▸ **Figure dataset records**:
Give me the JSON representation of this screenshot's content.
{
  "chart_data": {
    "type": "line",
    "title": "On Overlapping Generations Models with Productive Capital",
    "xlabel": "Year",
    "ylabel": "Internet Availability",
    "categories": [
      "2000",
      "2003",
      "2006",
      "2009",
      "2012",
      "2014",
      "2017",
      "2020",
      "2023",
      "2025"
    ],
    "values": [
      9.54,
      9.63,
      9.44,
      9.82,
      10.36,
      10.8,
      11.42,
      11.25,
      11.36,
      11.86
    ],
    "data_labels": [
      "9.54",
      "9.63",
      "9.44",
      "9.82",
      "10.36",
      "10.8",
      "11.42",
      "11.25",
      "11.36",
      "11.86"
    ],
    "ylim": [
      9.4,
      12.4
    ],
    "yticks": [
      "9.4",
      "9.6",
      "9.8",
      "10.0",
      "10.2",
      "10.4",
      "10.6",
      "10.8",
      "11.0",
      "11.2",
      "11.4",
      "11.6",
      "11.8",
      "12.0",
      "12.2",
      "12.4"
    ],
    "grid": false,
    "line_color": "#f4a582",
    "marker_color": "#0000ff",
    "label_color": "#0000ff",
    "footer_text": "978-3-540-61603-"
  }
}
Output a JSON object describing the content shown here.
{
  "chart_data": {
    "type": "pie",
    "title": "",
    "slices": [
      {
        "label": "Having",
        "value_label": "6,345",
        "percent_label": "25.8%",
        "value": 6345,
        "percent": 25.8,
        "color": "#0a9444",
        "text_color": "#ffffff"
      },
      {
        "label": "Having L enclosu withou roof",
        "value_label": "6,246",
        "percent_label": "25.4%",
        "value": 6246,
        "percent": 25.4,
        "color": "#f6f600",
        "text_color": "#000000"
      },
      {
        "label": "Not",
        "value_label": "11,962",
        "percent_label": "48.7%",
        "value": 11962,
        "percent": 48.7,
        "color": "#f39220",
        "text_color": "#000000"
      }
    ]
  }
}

▸ **Task brief**:
Output the records exactly, including every line.

▸ **Full solution**:
Give me the JSON representation of this screenshot's content.
{
  "chart_data": {
    "type": "line",
    "title": "On Overlapping Generations Models with Productive Capital",
    "xlabel": "Year",
    "ylabel": "Internet Availability",
    "categories": [
      "2000",
      "2003",
      "2006",
      "2009",
      "2012",
      "2014",
      "2017",
      "2020",
      "2023",
      "2025"
    ],
    "values": [
      9.54,
      9.63,
      9.44,
      9.82,
      10.36,
      10.8,
      11.42,
      11.25,
      11.36,
      11.86
    ],
    "data_labels": [
      "9.54",
      "9.63",
      "9.44",
      "9.82",
      "10.36",
      "10.8",
      "11.42",
      "11.25",
      "11.36",
      "11.86"
    ],
    "ylim": [
      9.4,
      12.4
    ],
    "yticks": [
      "9.4",
      "9.6",
      "9.8",
      "10.0",
      "10.2",
      "10.4",
      "10.6",
      "10.8",
      "11.0",
      "11.2",
      "11.4",
      "11.6",
      "11.8",
      "12.0",
      "12.2",
      "12.4"
    ],
    "grid": false,
    "line_color": "#f4a582",
    "marker_color": "#0000ff",
    "label_color": "#0000ff",
    "footer_text": "978-3-540-61603-"
  }
}
Output a JSON object describing the content shown here.
{
  "chart_data": {
    "type": "pie",
    "title": "",
    "slices": [
      {
        "label": "Having",
        "value_label": "6,345",
        "percent_label": "25.8%",
        "value": 6345,
        "percent": 25.8,
        "color": "#0a9444",
        "text_color": "#ffffff"
      },
      {
        "label": "Having L enclosu withou roof",
        "value_label": "6,246",
        "percent_label": "25.4%",
        "value": 6246,
        "percent": 25.4,
        "color": "#f6f600",
        "text_color": "#000000"
      },
      {
        "label": "Not",
        "value_label": "11,962",
        "percent_label": "48.7%",
        "value": 11962,
        "percent": 48.7,
        "color": "#f39220",
        "text_color": "#000000"
      }
    ]
  }
}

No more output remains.